### Exercise data

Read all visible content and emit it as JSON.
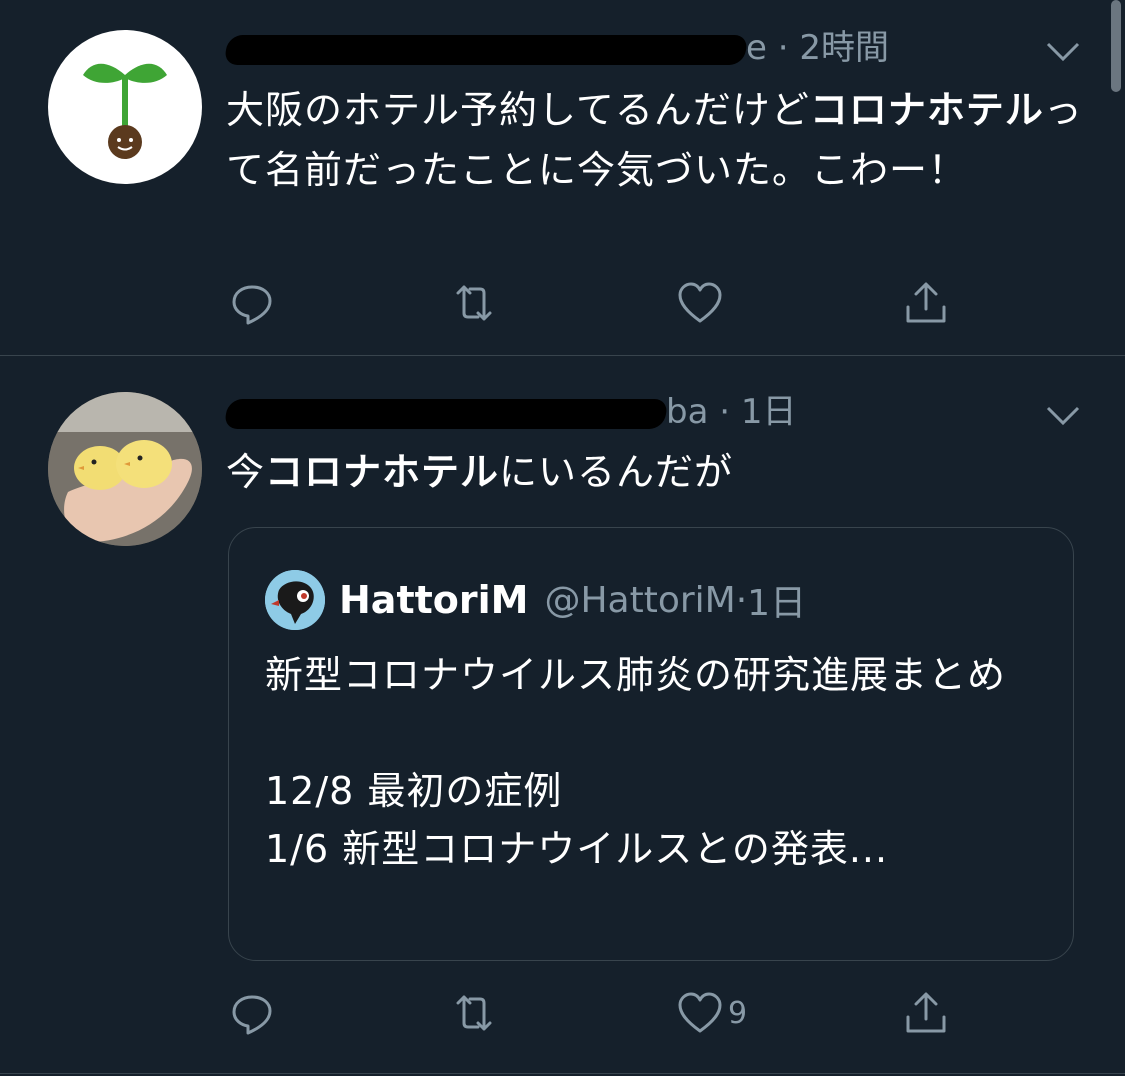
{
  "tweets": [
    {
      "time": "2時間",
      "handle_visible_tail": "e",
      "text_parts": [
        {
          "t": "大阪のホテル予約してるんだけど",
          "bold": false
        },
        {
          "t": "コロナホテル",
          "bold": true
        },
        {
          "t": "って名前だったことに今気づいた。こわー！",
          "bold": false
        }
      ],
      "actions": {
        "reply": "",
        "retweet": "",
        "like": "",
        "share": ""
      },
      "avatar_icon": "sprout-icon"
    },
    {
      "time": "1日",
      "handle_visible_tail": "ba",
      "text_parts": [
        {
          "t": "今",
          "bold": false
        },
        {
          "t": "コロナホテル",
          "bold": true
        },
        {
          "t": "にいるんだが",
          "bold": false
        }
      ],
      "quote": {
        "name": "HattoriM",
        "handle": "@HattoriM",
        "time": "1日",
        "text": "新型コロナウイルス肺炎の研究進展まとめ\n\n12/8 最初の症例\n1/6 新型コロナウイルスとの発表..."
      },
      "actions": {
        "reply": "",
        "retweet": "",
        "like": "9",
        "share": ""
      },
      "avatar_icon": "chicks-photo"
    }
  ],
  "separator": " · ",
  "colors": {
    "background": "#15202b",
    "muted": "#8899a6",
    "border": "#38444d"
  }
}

### Problem description
Repeat the data exactly, excluding the pictures.

### Correct result
Read all visible content and emit it as JSON.
{
  "tweets": [
    {
      "time": "2時間",
      "handle_visible_tail": "e",
      "text_parts": [
        {
          "t": "大阪のホテル予約してるんだけど",
          "bold": false
        },
        {
          "t": "コロナホテル",
          "bold": true
        },
        {
          "t": "って名前だったことに今気づいた。こわー！",
          "bold": false
        }
      ],
      "actions": {
        "reply": "",
        "retweet": "",
        "like": "",
        "share": ""
      },
      "avatar_icon": "sprout-icon"
    },
    {
      "time": "1日",
      "handle_visible_tail": "ba",
      "text_parts": [
        {
          "t": "今",
          "bold": false
        },
        {
          "t": "コロナホテル",
          "bold": true
        },
        {
          "t": "にいるんだが",
          "bold": false
        }
      ],
      "quote": {
        "name": "HattoriM",
        "handle": "@HattoriM",
        "time": "1日",
        "text": "新型コロナウイルス肺炎の研究進展まとめ\n\n12/8 最初の症例\n1/6 新型コロナウイルスとの発表..."
      },
      "actions": {
        "reply": "",
        "retweet": "",
        "like": "9",
        "share": ""
      },
      "avatar_icon": "chicks-photo"
    }
  ],
  "separator": " · ",
  "colors": {
    "background": "#15202b",
    "muted": "#8899a6",
    "border": "#38444d"
  }
}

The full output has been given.